***** LISTED RECORDS *****

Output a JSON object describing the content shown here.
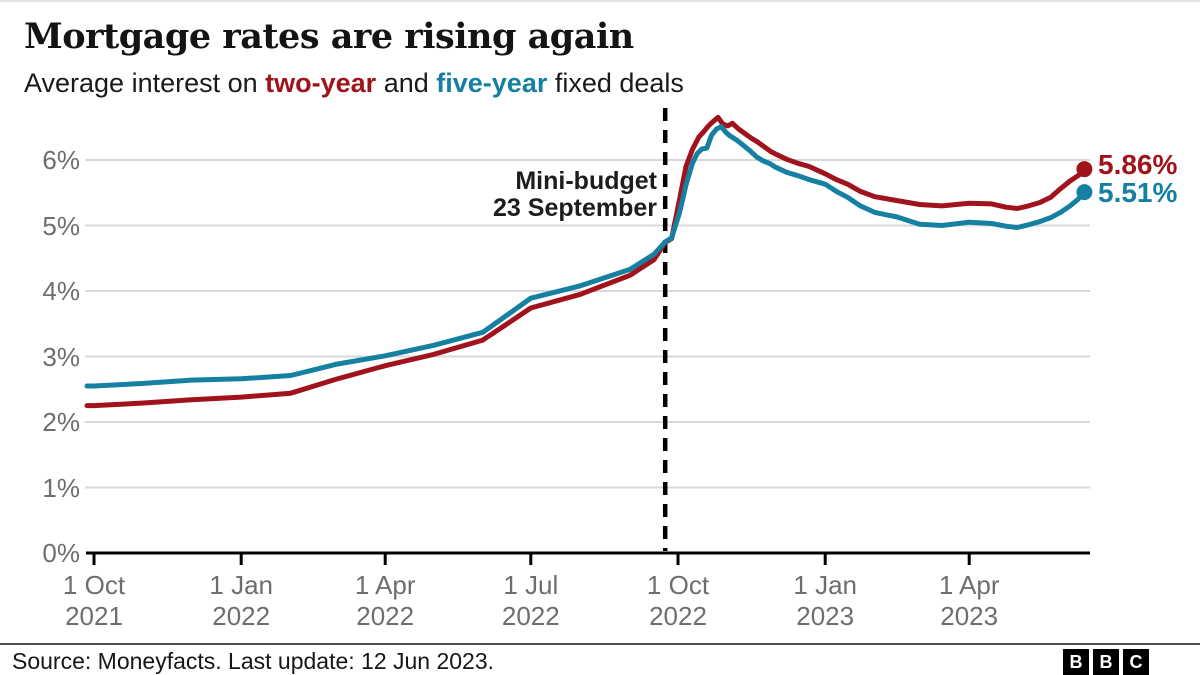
{
  "header": {
    "title": "Mortgage rates are rising again",
    "subtitle_parts": [
      {
        "text": "Average interest on "
      },
      {
        "text": "two-year"
      },
      {
        "text": " and "
      },
      {
        "text": "five-year"
      },
      {
        "text": " fixed deals"
      }
    ]
  },
  "annotation": {
    "line1": "Mini-budget",
    "line2": "23 September",
    "event_day": 357
  },
  "end_labels": {
    "two_year": "5.86%",
    "five_year": "5.51%"
  },
  "footer": {
    "source": "Source: Moneyfacts. Last update: 12 Jun 2023.",
    "logo_letters": [
      "B",
      "B",
      "C"
    ]
  },
  "colors": {
    "two_year": "#a0131c",
    "five_year": "#1580a1",
    "grid": "#d8d8d8",
    "axis": "#000000",
    "dashed_line": "#000000",
    "tick_label": "#6e6e6e",
    "annotation": "#1d1d1d",
    "title": "#141414",
    "subtitle": "#1a1a1a",
    "source": "#161616",
    "divider": "#4f4f4f",
    "logo_bg": "#000000",
    "logo_text": "#ffffff"
  },
  "chart_data": {
    "type": "line",
    "title": "Mortgage rates are rising again",
    "subtitle": "Average interest on two-year and five-year fixed deals",
    "x_unit": "days since 1 Oct 2021",
    "ylim": [
      0,
      6.9
    ],
    "grid": true,
    "y_ticks": [
      {
        "value": 0,
        "label": "0%"
      },
      {
        "value": 1,
        "label": "1%"
      },
      {
        "value": 2,
        "label": "2%"
      },
      {
        "value": 3,
        "label": "3%"
      },
      {
        "value": 4,
        "label": "4%"
      },
      {
        "value": 5,
        "label": "5%"
      },
      {
        "value": 6,
        "label": "6%"
      }
    ],
    "x_ticks": [
      {
        "day": 0,
        "line1": "1 Oct",
        "line2": "2021"
      },
      {
        "day": 92,
        "line1": "1 Jan",
        "line2": "2022"
      },
      {
        "day": 182,
        "line1": "1 Apr",
        "line2": "2022"
      },
      {
        "day": 273,
        "line1": "1 Jul",
        "line2": "2022"
      },
      {
        "day": 365,
        "line1": "1 Oct",
        "line2": "2022"
      },
      {
        "day": 457,
        "line1": "1 Jan",
        "line2": "2023"
      },
      {
        "day": 547,
        "line1": "1 Apr",
        "line2": "2023"
      }
    ],
    "event_line": {
      "day": 357,
      "label": "Mini-budget 23 September"
    },
    "series": [
      {
        "name": "two-year",
        "end_label": "5.86%",
        "last_value": 5.86,
        "points": [
          [
            0,
            2.25
          ],
          [
            31,
            2.29
          ],
          [
            61,
            2.34
          ],
          [
            92,
            2.38
          ],
          [
            123,
            2.44
          ],
          [
            151,
            2.65
          ],
          [
            182,
            2.86
          ],
          [
            212,
            3.03
          ],
          [
            243,
            3.25
          ],
          [
            273,
            3.74
          ],
          [
            304,
            3.95
          ],
          [
            335,
            4.24
          ],
          [
            350,
            4.48
          ],
          [
            357,
            4.74
          ],
          [
            361,
            4.8
          ],
          [
            366,
            5.4
          ],
          [
            370,
            5.9
          ],
          [
            374,
            6.16
          ],
          [
            378,
            6.35
          ],
          [
            381,
            6.43
          ],
          [
            384,
            6.52
          ],
          [
            387,
            6.59
          ],
          [
            390,
            6.65
          ],
          [
            393,
            6.55
          ],
          [
            396,
            6.52
          ],
          [
            399,
            6.56
          ],
          [
            403,
            6.47
          ],
          [
            407,
            6.4
          ],
          [
            411,
            6.33
          ],
          [
            415,
            6.27
          ],
          [
            419,
            6.2
          ],
          [
            423,
            6.13
          ],
          [
            427,
            6.08
          ],
          [
            433,
            6.01
          ],
          [
            440,
            5.95
          ],
          [
            447,
            5.9
          ],
          [
            457,
            5.79
          ],
          [
            464,
            5.7
          ],
          [
            471,
            5.63
          ],
          [
            479,
            5.52
          ],
          [
            488,
            5.44
          ],
          [
            502,
            5.38
          ],
          [
            516,
            5.32
          ],
          [
            530,
            5.3
          ],
          [
            547,
            5.34
          ],
          [
            561,
            5.33
          ],
          [
            570,
            5.28
          ],
          [
            577,
            5.26
          ],
          [
            584,
            5.3
          ],
          [
            591,
            5.35
          ],
          [
            598,
            5.43
          ],
          [
            604,
            5.56
          ],
          [
            610,
            5.68
          ],
          [
            615,
            5.76
          ],
          [
            619,
            5.86
          ]
        ]
      },
      {
        "name": "five-year",
        "end_label": "5.51%",
        "last_value": 5.51,
        "points": [
          [
            0,
            2.55
          ],
          [
            31,
            2.59
          ],
          [
            61,
            2.64
          ],
          [
            92,
            2.66
          ],
          [
            123,
            2.71
          ],
          [
            151,
            2.88
          ],
          [
            182,
            3.01
          ],
          [
            212,
            3.17
          ],
          [
            243,
            3.37
          ],
          [
            273,
            3.89
          ],
          [
            304,
            4.08
          ],
          [
            335,
            4.33
          ],
          [
            350,
            4.56
          ],
          [
            357,
            4.75
          ],
          [
            361,
            4.81
          ],
          [
            366,
            5.2
          ],
          [
            370,
            5.62
          ],
          [
            374,
            5.95
          ],
          [
            377,
            6.1
          ],
          [
            380,
            6.17
          ],
          [
            383,
            6.18
          ],
          [
            386,
            6.38
          ],
          [
            389,
            6.47
          ],
          [
            392,
            6.51
          ],
          [
            395,
            6.42
          ],
          [
            398,
            6.36
          ],
          [
            402,
            6.3
          ],
          [
            406,
            6.22
          ],
          [
            410,
            6.14
          ],
          [
            414,
            6.05
          ],
          [
            418,
            5.99
          ],
          [
            422,
            5.95
          ],
          [
            426,
            5.89
          ],
          [
            433,
            5.81
          ],
          [
            440,
            5.76
          ],
          [
            447,
            5.7
          ],
          [
            457,
            5.63
          ],
          [
            464,
            5.52
          ],
          [
            471,
            5.43
          ],
          [
            479,
            5.3
          ],
          [
            488,
            5.2
          ],
          [
            502,
            5.13
          ],
          [
            516,
            5.02
          ],
          [
            530,
            5.0
          ],
          [
            547,
            5.05
          ],
          [
            561,
            5.03
          ],
          [
            570,
            4.99
          ],
          [
            577,
            4.97
          ],
          [
            584,
            5.01
          ],
          [
            591,
            5.06
          ],
          [
            598,
            5.12
          ],
          [
            604,
            5.2
          ],
          [
            610,
            5.3
          ],
          [
            615,
            5.4
          ],
          [
            619,
            5.51
          ]
        ]
      }
    ]
  }
}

*****

Using the records above, retype everything exactly except the pictures.

Output a JSON object describing the content shown here.
{
  "header": {
    "title": "Mortgage rates are rising again",
    "subtitle_parts": [
      {
        "text": "Average interest on "
      },
      {
        "text": "two-year"
      },
      {
        "text": " and "
      },
      {
        "text": "five-year"
      },
      {
        "text": " fixed deals"
      }
    ]
  },
  "annotation": {
    "line1": "Mini-budget",
    "line2": "23 September",
    "event_day": 357
  },
  "end_labels": {
    "two_year": "5.86%",
    "five_year": "5.51%"
  },
  "footer": {
    "source": "Source: Moneyfacts. Last update: 12 Jun 2023.",
    "logo_letters": [
      "B",
      "B",
      "C"
    ]
  },
  "colors": {
    "two_year": "#a0131c",
    "five_year": "#1580a1",
    "grid": "#d8d8d8",
    "axis": "#000000",
    "dashed_line": "#000000",
    "tick_label": "#6e6e6e",
    "annotation": "#1d1d1d",
    "title": "#141414",
    "subtitle": "#1a1a1a",
    "source": "#161616",
    "divider": "#4f4f4f",
    "logo_bg": "#000000",
    "logo_text": "#ffffff"
  },
  "chart_data": {
    "type": "line",
    "title": "Mortgage rates are rising again",
    "subtitle": "Average interest on two-year and five-year fixed deals",
    "x_unit": "days since 1 Oct 2021",
    "ylim": [
      0,
      6.9
    ],
    "grid": true,
    "y_ticks": [
      {
        "value": 0,
        "label": "0%"
      },
      {
        "value": 1,
        "label": "1%"
      },
      {
        "value": 2,
        "label": "2%"
      },
      {
        "value": 3,
        "label": "3%"
      },
      {
        "value": 4,
        "label": "4%"
      },
      {
        "value": 5,
        "label": "5%"
      },
      {
        "value": 6,
        "label": "6%"
      }
    ],
    "x_ticks": [
      {
        "day": 0,
        "line1": "1 Oct",
        "line2": "2021"
      },
      {
        "day": 92,
        "line1": "1 Jan",
        "line2": "2022"
      },
      {
        "day": 182,
        "line1": "1 Apr",
        "line2": "2022"
      },
      {
        "day": 273,
        "line1": "1 Jul",
        "line2": "2022"
      },
      {
        "day": 365,
        "line1": "1 Oct",
        "line2": "2022"
      },
      {
        "day": 457,
        "line1": "1 Jan",
        "line2": "2023"
      },
      {
        "day": 547,
        "line1": "1 Apr",
        "line2": "2023"
      }
    ],
    "event_line": {
      "day": 357,
      "label": "Mini-budget 23 September"
    },
    "series": [
      {
        "name": "two-year",
        "end_label": "5.86%",
        "last_value": 5.86,
        "points": [
          [
            0,
            2.25
          ],
          [
            31,
            2.29
          ],
          [
            61,
            2.34
          ],
          [
            92,
            2.38
          ],
          [
            123,
            2.44
          ],
          [
            151,
            2.65
          ],
          [
            182,
            2.86
          ],
          [
            212,
            3.03
          ],
          [
            243,
            3.25
          ],
          [
            273,
            3.74
          ],
          [
            304,
            3.95
          ],
          [
            335,
            4.24
          ],
          [
            350,
            4.48
          ],
          [
            357,
            4.74
          ],
          [
            361,
            4.8
          ],
          [
            366,
            5.4
          ],
          [
            370,
            5.9
          ],
          [
            374,
            6.16
          ],
          [
            378,
            6.35
          ],
          [
            381,
            6.43
          ],
          [
            384,
            6.52
          ],
          [
            387,
            6.59
          ],
          [
            390,
            6.65
          ],
          [
            393,
            6.55
          ],
          [
            396,
            6.52
          ],
          [
            399,
            6.56
          ],
          [
            403,
            6.47
          ],
          [
            407,
            6.4
          ],
          [
            411,
            6.33
          ],
          [
            415,
            6.27
          ],
          [
            419,
            6.2
          ],
          [
            423,
            6.13
          ],
          [
            427,
            6.08
          ],
          [
            433,
            6.01
          ],
          [
            440,
            5.95
          ],
          [
            447,
            5.9
          ],
          [
            457,
            5.79
          ],
          [
            464,
            5.7
          ],
          [
            471,
            5.63
          ],
          [
            479,
            5.52
          ],
          [
            488,
            5.44
          ],
          [
            502,
            5.38
          ],
          [
            516,
            5.32
          ],
          [
            530,
            5.3
          ],
          [
            547,
            5.34
          ],
          [
            561,
            5.33
          ],
          [
            570,
            5.28
          ],
          [
            577,
            5.26
          ],
          [
            584,
            5.3
          ],
          [
            591,
            5.35
          ],
          [
            598,
            5.43
          ],
          [
            604,
            5.56
          ],
          [
            610,
            5.68
          ],
          [
            615,
            5.76
          ],
          [
            619,
            5.86
          ]
        ]
      },
      {
        "name": "five-year",
        "end_label": "5.51%",
        "last_value": 5.51,
        "points": [
          [
            0,
            2.55
          ],
          [
            31,
            2.59
          ],
          [
            61,
            2.64
          ],
          [
            92,
            2.66
          ],
          [
            123,
            2.71
          ],
          [
            151,
            2.88
          ],
          [
            182,
            3.01
          ],
          [
            212,
            3.17
          ],
          [
            243,
            3.37
          ],
          [
            273,
            3.89
          ],
          [
            304,
            4.08
          ],
          [
            335,
            4.33
          ],
          [
            350,
            4.56
          ],
          [
            357,
            4.75
          ],
          [
            361,
            4.81
          ],
          [
            366,
            5.2
          ],
          [
            370,
            5.62
          ],
          [
            374,
            5.95
          ],
          [
            377,
            6.1
          ],
          [
            380,
            6.17
          ],
          [
            383,
            6.18
          ],
          [
            386,
            6.38
          ],
          [
            389,
            6.47
          ],
          [
            392,
            6.51
          ],
          [
            395,
            6.42
          ],
          [
            398,
            6.36
          ],
          [
            402,
            6.3
          ],
          [
            406,
            6.22
          ],
          [
            410,
            6.14
          ],
          [
            414,
            6.05
          ],
          [
            418,
            5.99
          ],
          [
            422,
            5.95
          ],
          [
            426,
            5.89
          ],
          [
            433,
            5.81
          ],
          [
            440,
            5.76
          ],
          [
            447,
            5.7
          ],
          [
            457,
            5.63
          ],
          [
            464,
            5.52
          ],
          [
            471,
            5.43
          ],
          [
            479,
            5.3
          ],
          [
            488,
            5.2
          ],
          [
            502,
            5.13
          ],
          [
            516,
            5.02
          ],
          [
            530,
            5.0
          ],
          [
            547,
            5.05
          ],
          [
            561,
            5.03
          ],
          [
            570,
            4.99
          ],
          [
            577,
            4.97
          ],
          [
            584,
            5.01
          ],
          [
            591,
            5.06
          ],
          [
            598,
            5.12
          ],
          [
            604,
            5.2
          ],
          [
            610,
            5.3
          ],
          [
            615,
            5.4
          ],
          [
            619,
            5.51
          ]
        ]
      }
    ]
  }
}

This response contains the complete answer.